__EXERCISE GOAL__: In the following material, identify every line holding the string "berikut" and return it.

--- begin EXTRACTED DATA ---

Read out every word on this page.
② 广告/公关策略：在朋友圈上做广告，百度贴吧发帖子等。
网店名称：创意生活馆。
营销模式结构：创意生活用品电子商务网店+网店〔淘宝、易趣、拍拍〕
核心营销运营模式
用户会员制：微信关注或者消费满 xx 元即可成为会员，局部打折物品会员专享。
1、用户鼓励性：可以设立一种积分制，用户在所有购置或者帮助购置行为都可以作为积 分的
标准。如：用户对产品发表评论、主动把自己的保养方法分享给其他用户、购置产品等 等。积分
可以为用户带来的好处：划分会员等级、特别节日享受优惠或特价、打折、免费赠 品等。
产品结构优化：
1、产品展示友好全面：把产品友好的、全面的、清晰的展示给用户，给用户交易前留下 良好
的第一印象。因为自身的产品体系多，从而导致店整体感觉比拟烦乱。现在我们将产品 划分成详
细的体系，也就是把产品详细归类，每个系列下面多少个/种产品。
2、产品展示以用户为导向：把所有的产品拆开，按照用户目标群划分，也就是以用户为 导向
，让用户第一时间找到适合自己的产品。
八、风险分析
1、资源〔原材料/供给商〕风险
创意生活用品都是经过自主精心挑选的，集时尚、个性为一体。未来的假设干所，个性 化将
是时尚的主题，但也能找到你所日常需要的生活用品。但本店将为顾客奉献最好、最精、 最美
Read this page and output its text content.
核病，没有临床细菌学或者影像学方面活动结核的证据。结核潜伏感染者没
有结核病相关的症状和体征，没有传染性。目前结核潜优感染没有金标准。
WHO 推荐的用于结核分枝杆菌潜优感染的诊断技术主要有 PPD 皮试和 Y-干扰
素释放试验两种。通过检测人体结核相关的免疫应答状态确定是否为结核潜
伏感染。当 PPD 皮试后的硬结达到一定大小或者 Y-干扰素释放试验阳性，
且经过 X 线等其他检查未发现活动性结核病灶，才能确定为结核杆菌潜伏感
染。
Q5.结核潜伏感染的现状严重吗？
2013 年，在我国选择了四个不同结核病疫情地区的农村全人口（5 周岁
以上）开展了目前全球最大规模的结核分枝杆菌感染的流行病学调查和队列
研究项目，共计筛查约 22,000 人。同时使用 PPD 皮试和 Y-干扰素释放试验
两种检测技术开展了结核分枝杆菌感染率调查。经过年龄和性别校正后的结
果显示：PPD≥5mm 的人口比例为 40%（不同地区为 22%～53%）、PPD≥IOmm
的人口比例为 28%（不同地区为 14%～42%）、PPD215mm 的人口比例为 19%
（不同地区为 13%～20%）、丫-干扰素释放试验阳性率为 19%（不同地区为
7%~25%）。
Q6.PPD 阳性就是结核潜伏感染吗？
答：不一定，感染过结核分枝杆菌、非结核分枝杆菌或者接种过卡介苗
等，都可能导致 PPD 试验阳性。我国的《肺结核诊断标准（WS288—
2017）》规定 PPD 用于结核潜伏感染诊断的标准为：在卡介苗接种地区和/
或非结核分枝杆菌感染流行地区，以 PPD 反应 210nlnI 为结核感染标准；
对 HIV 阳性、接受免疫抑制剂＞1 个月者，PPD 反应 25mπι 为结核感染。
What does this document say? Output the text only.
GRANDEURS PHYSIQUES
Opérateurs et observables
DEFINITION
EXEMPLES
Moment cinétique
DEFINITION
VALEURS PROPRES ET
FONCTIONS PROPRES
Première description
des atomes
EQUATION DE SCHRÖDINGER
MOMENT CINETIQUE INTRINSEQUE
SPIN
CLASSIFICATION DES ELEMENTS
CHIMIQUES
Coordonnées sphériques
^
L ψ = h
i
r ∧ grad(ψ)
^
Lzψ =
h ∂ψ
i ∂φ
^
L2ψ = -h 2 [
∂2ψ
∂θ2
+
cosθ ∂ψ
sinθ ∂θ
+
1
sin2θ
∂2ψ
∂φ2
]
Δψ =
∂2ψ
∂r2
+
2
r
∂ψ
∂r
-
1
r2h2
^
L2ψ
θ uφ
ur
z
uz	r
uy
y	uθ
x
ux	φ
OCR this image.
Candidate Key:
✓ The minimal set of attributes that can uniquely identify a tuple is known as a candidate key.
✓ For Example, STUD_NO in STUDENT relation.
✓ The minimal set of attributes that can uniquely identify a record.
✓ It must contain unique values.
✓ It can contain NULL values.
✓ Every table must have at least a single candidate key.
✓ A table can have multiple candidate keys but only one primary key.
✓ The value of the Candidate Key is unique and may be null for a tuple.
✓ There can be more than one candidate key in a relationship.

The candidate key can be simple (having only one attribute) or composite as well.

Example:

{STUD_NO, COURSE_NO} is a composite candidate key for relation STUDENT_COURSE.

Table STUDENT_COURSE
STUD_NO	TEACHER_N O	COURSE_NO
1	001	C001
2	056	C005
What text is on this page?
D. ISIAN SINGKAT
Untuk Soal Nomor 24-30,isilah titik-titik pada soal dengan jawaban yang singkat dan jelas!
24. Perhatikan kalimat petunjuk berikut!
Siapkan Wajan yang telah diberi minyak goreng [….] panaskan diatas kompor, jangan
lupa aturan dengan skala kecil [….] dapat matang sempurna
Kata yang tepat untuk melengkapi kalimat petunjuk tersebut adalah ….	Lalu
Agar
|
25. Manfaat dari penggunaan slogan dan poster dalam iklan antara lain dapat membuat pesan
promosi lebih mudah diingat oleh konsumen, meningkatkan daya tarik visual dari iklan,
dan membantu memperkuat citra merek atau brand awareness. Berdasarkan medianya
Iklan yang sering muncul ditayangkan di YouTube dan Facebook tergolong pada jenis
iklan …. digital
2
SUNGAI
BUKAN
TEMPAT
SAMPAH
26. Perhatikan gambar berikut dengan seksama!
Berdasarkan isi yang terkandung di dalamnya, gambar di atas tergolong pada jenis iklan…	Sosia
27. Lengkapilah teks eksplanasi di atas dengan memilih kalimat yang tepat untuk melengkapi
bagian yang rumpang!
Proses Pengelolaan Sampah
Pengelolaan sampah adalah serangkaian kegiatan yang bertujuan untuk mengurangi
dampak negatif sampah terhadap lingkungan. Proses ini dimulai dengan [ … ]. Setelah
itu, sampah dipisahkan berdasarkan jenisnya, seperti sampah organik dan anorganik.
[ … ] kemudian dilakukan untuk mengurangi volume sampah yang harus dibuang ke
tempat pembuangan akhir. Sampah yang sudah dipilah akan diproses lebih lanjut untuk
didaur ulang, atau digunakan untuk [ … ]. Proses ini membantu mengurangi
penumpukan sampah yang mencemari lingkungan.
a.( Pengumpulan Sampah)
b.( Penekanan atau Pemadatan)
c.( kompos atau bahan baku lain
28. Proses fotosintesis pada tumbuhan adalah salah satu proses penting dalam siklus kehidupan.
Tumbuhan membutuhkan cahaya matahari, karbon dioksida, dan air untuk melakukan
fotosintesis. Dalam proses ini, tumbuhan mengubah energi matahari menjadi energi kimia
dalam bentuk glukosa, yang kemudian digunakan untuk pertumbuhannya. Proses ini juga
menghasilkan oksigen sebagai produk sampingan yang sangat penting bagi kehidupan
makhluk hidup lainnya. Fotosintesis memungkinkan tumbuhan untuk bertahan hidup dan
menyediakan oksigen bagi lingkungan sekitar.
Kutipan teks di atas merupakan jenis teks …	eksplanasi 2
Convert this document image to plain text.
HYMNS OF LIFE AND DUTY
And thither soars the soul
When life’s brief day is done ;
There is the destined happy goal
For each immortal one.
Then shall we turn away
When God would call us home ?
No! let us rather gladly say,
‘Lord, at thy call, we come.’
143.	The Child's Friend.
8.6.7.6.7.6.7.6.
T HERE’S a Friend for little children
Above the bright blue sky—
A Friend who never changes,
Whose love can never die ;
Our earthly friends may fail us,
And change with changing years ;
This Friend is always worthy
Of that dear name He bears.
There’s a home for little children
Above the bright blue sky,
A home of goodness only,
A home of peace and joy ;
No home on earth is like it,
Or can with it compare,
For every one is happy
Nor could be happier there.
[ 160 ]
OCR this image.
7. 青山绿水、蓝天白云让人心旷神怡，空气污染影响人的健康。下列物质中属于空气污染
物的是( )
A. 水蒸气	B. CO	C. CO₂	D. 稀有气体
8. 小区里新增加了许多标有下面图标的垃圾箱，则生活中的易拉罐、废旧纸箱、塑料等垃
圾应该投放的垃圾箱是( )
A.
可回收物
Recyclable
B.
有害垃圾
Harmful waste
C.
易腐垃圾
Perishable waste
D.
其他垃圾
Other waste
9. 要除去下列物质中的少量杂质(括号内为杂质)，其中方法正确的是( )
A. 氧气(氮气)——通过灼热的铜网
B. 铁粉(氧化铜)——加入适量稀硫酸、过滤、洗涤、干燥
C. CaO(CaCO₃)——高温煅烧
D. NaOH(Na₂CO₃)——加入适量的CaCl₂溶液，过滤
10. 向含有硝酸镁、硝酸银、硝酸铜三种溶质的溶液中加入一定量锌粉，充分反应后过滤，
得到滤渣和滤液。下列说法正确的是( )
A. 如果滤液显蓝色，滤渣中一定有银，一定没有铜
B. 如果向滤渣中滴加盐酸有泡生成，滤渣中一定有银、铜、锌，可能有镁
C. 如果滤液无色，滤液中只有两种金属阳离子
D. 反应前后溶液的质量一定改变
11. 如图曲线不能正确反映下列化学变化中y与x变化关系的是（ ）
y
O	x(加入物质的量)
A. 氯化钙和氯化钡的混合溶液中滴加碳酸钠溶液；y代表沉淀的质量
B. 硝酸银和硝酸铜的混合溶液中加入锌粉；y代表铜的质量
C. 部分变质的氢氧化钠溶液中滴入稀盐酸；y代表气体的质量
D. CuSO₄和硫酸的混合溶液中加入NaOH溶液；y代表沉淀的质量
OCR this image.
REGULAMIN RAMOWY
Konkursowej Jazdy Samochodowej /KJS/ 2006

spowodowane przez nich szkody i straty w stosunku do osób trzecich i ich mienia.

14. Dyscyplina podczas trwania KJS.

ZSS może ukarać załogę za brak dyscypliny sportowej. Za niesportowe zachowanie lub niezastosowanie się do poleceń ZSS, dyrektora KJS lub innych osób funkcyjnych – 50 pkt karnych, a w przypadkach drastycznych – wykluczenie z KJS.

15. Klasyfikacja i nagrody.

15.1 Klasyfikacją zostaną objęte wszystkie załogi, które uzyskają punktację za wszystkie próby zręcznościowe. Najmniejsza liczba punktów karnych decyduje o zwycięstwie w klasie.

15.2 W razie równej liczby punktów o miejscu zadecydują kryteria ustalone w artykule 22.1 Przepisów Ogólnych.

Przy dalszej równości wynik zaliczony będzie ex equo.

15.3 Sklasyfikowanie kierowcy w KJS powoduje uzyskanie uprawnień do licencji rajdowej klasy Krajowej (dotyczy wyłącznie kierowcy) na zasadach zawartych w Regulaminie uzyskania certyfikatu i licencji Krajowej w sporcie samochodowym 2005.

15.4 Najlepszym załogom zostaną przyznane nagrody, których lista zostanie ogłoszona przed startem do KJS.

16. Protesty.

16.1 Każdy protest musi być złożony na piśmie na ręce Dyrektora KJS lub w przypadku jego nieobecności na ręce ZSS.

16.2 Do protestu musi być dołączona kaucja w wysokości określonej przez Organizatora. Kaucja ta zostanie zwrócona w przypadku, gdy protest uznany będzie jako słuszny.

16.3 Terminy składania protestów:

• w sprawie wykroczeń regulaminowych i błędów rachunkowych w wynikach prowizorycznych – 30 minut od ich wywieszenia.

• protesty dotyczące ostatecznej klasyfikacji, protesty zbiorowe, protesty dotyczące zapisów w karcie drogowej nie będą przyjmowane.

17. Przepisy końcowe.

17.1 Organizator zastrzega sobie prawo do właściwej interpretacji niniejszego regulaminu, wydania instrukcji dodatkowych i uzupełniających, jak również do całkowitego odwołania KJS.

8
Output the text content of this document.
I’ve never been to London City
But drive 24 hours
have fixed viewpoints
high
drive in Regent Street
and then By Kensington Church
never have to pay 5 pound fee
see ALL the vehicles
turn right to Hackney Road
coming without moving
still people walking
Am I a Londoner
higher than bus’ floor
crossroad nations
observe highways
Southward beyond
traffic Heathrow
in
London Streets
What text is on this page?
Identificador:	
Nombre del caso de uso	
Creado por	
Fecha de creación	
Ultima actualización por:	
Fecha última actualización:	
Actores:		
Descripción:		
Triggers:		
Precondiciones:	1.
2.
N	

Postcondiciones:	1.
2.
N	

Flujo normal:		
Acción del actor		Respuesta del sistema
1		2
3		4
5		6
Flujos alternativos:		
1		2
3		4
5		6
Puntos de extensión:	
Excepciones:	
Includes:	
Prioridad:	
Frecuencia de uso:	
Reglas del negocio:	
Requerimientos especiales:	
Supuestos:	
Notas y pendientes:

--- end EXTRACTED DATA ---

__EXERCISE OUTPUT__:
24. Perhatikan kalimat petunjuk berikut!
26. Perhatikan gambar berikut dengan seksama!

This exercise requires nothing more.